»»

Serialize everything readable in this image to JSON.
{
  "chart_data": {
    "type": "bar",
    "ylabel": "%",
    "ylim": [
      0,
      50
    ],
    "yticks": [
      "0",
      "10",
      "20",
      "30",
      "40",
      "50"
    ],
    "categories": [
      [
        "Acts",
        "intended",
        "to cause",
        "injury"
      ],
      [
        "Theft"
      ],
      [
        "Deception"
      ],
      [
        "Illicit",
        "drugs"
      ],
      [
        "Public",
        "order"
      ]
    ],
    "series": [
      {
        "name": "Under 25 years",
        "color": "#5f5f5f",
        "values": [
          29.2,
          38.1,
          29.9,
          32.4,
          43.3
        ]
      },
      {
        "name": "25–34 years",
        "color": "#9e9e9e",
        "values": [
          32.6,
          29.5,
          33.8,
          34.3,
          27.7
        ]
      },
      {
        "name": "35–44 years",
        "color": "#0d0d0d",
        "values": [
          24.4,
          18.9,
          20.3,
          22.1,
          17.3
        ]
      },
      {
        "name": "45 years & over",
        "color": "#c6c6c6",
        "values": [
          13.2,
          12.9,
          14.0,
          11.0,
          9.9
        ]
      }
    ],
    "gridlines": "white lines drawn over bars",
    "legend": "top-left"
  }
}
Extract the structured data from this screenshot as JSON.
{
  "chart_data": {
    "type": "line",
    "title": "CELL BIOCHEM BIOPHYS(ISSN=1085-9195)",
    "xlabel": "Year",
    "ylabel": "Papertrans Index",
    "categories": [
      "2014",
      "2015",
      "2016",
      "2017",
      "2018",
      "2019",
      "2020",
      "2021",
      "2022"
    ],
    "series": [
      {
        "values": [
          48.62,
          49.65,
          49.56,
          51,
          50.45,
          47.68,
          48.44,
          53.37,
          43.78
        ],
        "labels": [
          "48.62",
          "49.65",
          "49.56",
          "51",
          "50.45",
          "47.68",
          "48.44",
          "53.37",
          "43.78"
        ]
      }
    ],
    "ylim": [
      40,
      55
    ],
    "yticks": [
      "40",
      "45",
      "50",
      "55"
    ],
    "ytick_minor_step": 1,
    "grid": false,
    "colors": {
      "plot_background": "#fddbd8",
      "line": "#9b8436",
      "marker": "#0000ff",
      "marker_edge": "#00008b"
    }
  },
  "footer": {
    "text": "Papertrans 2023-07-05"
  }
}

««

▶ **REQUIREMENTS**:
Show every line above in which the word "Papertrans" occurs.

▶ **RESPONSE TO THE EXERCISE**:
    "ylabel": "Papertrans Index",
    "text": "Papertrans 2023-07-05"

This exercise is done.